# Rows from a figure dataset
▼▼▼

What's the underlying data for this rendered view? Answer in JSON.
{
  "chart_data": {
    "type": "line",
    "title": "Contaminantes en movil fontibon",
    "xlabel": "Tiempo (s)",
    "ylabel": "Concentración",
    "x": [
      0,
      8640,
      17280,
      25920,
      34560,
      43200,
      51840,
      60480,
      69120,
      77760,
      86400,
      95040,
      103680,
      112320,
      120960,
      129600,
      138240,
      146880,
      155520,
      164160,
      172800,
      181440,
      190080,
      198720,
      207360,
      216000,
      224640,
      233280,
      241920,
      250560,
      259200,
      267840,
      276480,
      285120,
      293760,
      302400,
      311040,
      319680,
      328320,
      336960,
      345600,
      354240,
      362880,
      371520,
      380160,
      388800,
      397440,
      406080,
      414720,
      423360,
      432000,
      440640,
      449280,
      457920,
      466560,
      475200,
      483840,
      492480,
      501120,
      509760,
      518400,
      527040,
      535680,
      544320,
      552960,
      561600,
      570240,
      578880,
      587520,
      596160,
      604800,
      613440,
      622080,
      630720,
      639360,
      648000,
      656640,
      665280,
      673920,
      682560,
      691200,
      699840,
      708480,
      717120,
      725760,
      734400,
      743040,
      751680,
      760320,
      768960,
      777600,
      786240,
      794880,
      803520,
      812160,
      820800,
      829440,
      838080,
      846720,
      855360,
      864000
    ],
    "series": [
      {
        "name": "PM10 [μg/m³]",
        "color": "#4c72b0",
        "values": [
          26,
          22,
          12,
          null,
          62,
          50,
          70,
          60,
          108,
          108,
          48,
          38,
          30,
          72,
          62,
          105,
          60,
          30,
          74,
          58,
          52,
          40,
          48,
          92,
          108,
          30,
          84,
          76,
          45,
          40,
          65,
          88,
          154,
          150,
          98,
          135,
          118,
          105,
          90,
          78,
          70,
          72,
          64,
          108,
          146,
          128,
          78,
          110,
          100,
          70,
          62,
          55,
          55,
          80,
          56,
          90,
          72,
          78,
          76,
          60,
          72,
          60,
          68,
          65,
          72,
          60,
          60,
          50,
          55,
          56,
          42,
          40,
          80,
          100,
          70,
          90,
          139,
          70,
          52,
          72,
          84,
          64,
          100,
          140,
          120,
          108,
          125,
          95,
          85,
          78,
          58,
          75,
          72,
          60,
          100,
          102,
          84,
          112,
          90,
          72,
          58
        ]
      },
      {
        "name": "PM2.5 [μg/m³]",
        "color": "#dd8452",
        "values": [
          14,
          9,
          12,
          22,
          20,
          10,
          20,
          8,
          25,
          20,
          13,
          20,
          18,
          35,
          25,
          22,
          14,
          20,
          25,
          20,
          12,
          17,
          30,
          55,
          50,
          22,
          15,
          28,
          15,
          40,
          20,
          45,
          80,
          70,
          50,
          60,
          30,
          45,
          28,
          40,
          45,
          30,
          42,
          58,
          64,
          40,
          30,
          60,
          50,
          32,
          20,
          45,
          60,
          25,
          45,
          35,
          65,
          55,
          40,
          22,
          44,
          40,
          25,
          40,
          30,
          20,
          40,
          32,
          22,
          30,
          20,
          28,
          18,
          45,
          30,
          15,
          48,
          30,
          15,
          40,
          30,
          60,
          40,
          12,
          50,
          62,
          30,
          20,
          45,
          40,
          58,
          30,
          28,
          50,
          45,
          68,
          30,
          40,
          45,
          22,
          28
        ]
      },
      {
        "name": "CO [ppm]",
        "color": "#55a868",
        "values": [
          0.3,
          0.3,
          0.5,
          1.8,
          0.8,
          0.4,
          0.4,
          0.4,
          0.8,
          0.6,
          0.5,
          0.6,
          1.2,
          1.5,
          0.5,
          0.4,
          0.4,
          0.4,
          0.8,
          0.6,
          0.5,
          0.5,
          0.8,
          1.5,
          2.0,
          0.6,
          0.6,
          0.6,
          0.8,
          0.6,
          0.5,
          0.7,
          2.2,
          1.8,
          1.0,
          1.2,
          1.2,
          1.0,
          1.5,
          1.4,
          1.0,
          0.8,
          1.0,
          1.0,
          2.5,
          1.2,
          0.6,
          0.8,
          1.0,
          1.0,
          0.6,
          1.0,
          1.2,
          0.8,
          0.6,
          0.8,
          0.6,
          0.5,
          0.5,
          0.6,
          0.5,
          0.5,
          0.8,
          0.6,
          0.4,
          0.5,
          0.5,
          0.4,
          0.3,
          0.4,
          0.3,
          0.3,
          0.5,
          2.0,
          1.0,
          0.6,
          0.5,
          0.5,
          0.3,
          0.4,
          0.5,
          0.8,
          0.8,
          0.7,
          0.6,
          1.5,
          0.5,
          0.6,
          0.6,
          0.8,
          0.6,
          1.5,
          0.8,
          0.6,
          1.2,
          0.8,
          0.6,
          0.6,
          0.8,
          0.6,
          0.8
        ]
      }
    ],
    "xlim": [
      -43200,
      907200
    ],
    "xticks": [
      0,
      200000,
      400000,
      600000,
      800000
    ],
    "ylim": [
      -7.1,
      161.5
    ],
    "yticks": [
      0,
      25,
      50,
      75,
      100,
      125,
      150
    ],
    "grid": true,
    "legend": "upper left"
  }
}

▲▲▲

Print the whole listing again, exactly.

# Task answer
What's the underlying data for this rendered view? Answer in JSON.
{
  "chart_data": {
    "type": "line",
    "title": "Contaminantes en movil fontibon",
    "xlabel": "Tiempo (s)",
    "ylabel": "Concentración",
    "x": [
      0,
      8640,
      17280,
      25920,
      34560,
      43200,
      51840,
      60480,
      69120,
      77760,
      86400,
      95040,
      103680,
      112320,
      120960,
      129600,
      138240,
      146880,
      155520,
      164160,
      172800,
      181440,
      190080,
      198720,
      207360,
      216000,
      224640,
      233280,
      241920,
      250560,
      259200,
      267840,
      276480,
      285120,
      293760,
      302400,
      311040,
      319680,
      328320,
      336960,
      345600,
      354240,
      362880,
      371520,
      380160,
      388800,
      397440,
      406080,
      414720,
      423360,
      432000,
      440640,
      449280,
      457920,
      466560,
      475200,
      483840,
      492480,
      501120,
      509760,
      518400,
      527040,
      535680,
      544320,
      552960,
      561600,
      570240,
      578880,
      587520,
      596160,
      604800,
      613440,
      622080,
      630720,
      639360,
      648000,
      656640,
      665280,
      673920,
      682560,
      691200,
      699840,
      708480,
      717120,
      725760,
      734400,
      743040,
      751680,
      760320,
      768960,
      777600,
      786240,
      794880,
      803520,
      812160,
      820800,
      829440,
      838080,
      846720,
      855360,
      864000
    ],
    "series": [
      {
        "name": "PM10 [μg/m³]",
        "color": "#4c72b0",
        "values": [
          26,
          22,
          12,
          null,
          62,
          50,
          70,
          60,
          108,
          108,
          48,
          38,
          30,
          72,
          62,
          105,
          60,
          30,
          74,
          58,
          52,
          40,
          48,
          92,
          108,
          30,
          84,
          76,
          45,
          40,
          65,
          88,
          154,
          150,
          98,
          135,
          118,
          105,
          90,
          78,
          70,
          72,
          64,
          108,
          146,
          128,
          78,
          110,
          100,
          70,
          62,
          55,
          55,
          80,
          56,
          90,
          72,
          78,
          76,
          60,
          72,
          60,
          68,
          65,
          72,
          60,
          60,
          50,
          55,
          56,
          42,
          40,
          80,
          100,
          70,
          90,
          139,
          70,
          52,
          72,
          84,
          64,
          100,
          140,
          120,
          108,
          125,
          95,
          85,
          78,
          58,
          75,
          72,
          60,
          100,
          102,
          84,
          112,
          90,
          72,
          58
        ]
      },
      {
        "name": "PM2.5 [μg/m³]",
        "color": "#dd8452",
        "values": [
          14,
          9,
          12,
          22,
          20,
          10,
          20,
          8,
          25,
          20,
          13,
          20,
          18,
          35,
          25,
          22,
          14,
          20,
          25,
          20,
          12,
          17,
          30,
          55,
          50,
          22,
          15,
          28,
          15,
          40,
          20,
          45,
          80,
          70,
          50,
          60,
          30,
          45,
          28,
          40,
          45,
          30,
          42,
          58,
          64,
          40,
          30,
          60,
          50,
          32,
          20,
          45,
          60,
          25,
          45,
          35,
          65,
          55,
          40,
          22,
          44,
          40,
          25,
          40,
          30,
          20,
          40,
          32,
          22,
          30,
          20,
          28,
          18,
          45,
          30,
          15,
          48,
          30,
          15,
          40,
          30,
          60,
          40,
          12,
          50,
          62,
          30,
          20,
          45,
          40,
          58,
          30,
          28,
          50,
          45,
          68,
          30,
          40,
          45,
          22,
          28
        ]
      },
      {
        "name": "CO [ppm]",
        "color": "#55a868",
        "values": [
          0.3,
          0.3,
          0.5,
          1.8,
          0.8,
          0.4,
          0.4,
          0.4,
          0.8,
          0.6,
          0.5,
          0.6,
          1.2,
          1.5,
          0.5,
          0.4,
          0.4,
          0.4,
          0.8,
          0.6,
          0.5,
          0.5,
          0.8,
          1.5,
          2.0,
          0.6,
          0.6,
          0.6,
          0.8,
          0.6,
          0.5,
          0.7,
          2.2,
          1.8,
          1.0,
          1.2,
          1.2,
          1.0,
          1.5,
          1.4,
          1.0,
          0.8,
          1.0,
          1.0,
          2.5,
          1.2,
          0.6,
          0.8,
          1.0,
          1.0,
          0.6,
          1.0,
          1.2,
          0.8,
          0.6,
          0.8,
          0.6,
          0.5,
          0.5,
          0.6,
          0.5,
          0.5,
          0.8,
          0.6,
          0.4,
          0.5,
          0.5,
          0.4,
          0.3,
          0.4,
          0.3,
          0.3,
          0.5,
          2.0,
          1.0,
          0.6,
          0.5,
          0.5,
          0.3,
          0.4,
          0.5,
          0.8,
          0.8,
          0.7,
          0.6,
          1.5,
          0.5,
          0.6,
          0.6,
          0.8,
          0.6,
          1.5,
          0.8,
          0.6,
          1.2,
          0.8,
          0.6,
          0.6,
          0.8,
          0.6,
          0.8
        ]
      }
    ],
    "xlim": [
      -43200,
      907200
    ],
    "xticks": [
      0,
      200000,
      400000,
      600000,
      800000
    ],
    "ylim": [
      -7.1,
      161.5
    ],
    "yticks": [
      0,
      25,
      50,
      75,
      100,
      125,
      150
    ],
    "grid": true,
    "legend": "upper left"
  }
}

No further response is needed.